> What to do: Find every line of the listing below where "toward" appears, and copy it.

══════

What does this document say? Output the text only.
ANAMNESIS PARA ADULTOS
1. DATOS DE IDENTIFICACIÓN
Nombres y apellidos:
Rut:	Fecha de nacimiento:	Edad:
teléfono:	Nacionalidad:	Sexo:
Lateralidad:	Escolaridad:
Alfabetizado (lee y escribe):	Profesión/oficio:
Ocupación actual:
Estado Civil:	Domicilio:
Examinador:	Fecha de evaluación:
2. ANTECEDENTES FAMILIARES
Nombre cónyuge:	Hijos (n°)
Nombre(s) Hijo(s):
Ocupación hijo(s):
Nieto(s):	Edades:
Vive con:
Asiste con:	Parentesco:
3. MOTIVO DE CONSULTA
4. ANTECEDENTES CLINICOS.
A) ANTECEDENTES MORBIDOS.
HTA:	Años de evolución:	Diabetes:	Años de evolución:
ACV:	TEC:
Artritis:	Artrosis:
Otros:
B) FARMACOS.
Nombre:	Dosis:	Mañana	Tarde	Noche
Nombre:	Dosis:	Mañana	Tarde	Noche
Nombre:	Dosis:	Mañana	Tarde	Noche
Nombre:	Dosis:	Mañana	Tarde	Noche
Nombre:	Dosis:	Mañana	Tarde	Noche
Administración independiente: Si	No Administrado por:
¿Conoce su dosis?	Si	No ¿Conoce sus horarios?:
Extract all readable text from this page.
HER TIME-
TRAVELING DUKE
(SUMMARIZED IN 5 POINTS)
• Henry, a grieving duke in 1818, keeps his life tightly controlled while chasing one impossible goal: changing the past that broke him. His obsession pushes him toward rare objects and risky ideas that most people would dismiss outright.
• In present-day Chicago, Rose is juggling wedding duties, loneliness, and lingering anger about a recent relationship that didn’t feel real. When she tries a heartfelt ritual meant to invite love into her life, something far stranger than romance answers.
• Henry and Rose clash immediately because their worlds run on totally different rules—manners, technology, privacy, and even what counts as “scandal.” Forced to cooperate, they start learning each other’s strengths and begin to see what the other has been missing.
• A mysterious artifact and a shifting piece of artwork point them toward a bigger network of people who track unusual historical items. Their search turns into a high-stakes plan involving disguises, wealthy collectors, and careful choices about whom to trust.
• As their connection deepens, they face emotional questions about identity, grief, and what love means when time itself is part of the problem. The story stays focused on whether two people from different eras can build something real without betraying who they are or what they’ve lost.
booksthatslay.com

══════

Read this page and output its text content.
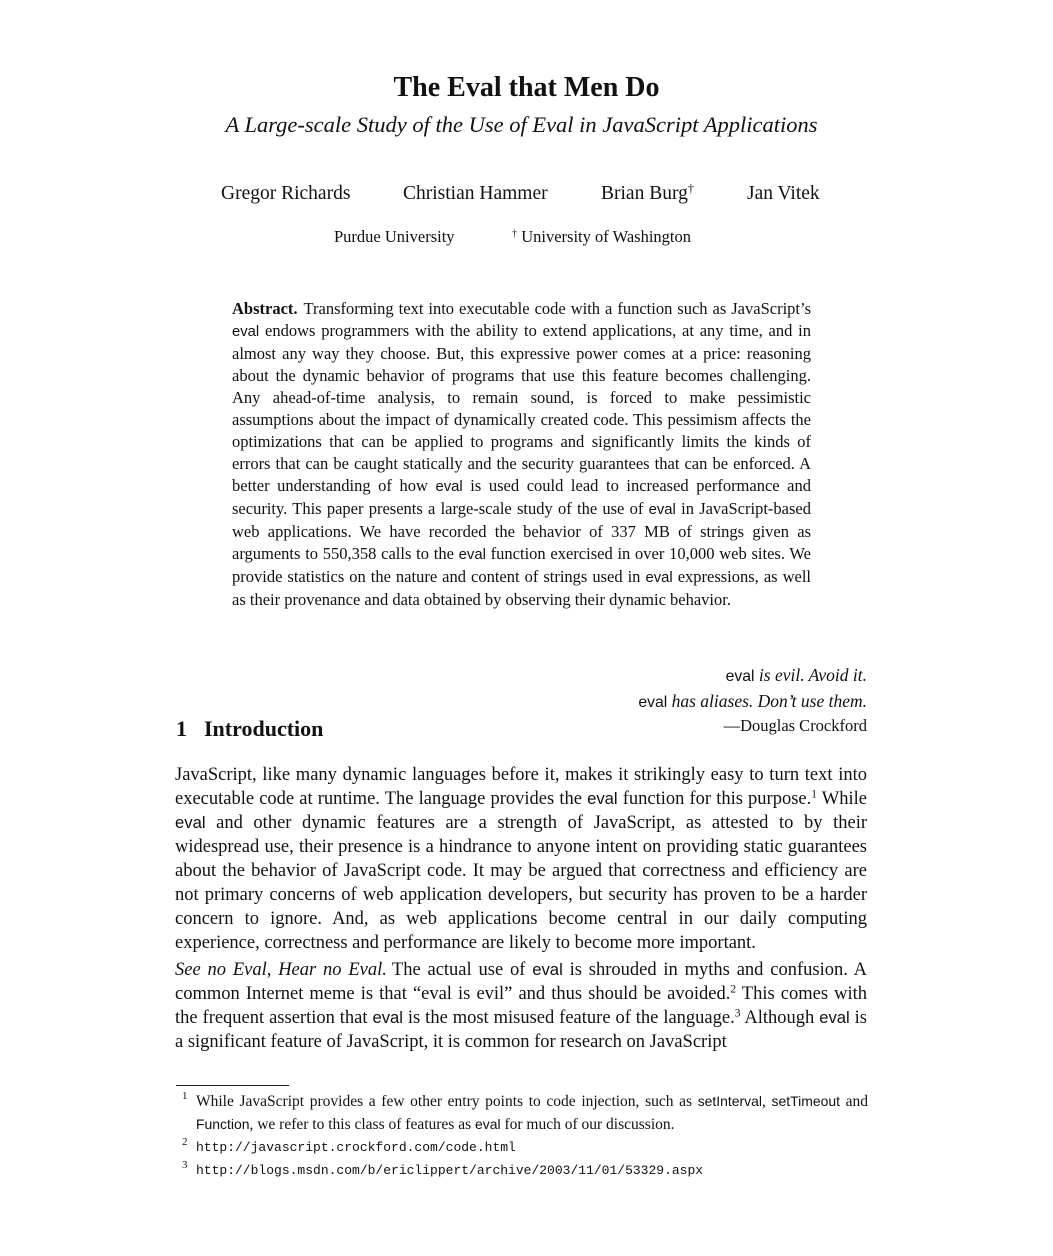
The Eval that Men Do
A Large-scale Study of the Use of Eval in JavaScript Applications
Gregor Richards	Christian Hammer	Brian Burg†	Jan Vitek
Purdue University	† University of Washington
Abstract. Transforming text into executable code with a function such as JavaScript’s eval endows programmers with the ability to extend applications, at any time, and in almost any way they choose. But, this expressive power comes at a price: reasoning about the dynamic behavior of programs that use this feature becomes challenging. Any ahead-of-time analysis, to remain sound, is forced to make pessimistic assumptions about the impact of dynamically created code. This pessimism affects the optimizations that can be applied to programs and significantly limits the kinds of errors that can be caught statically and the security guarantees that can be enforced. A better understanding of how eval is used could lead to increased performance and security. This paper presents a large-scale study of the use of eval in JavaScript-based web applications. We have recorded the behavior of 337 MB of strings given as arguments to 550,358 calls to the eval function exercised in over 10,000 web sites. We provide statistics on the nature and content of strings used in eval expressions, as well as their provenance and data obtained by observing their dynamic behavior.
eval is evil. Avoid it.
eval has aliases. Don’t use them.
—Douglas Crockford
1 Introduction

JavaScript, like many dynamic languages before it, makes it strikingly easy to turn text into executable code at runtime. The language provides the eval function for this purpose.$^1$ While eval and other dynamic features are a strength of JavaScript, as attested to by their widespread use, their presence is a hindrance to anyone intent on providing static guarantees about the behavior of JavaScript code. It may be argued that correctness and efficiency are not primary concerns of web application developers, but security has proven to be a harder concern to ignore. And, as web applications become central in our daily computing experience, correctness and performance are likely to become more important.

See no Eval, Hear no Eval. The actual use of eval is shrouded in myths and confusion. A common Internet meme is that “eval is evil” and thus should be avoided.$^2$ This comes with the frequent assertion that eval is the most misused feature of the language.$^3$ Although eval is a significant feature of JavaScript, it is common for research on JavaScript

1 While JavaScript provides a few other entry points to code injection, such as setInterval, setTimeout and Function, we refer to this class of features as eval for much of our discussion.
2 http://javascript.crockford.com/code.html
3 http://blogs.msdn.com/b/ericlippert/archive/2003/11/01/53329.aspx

══════

> Response:
• Henry, a grieving duke in 1818, keeps his life tightly controlled while chasing one impossible goal: changing the past that broke him. His obsession pushes him toward rare objects and risky ideas that most people would dismiss outright.
• A mysterious artifact and a shifting piece of artwork point them toward a bigger network of people who track unusual historical items. Their search turns into a high-stakes plan involving disguises, wealthy collectors, and careful choices about whom to trust.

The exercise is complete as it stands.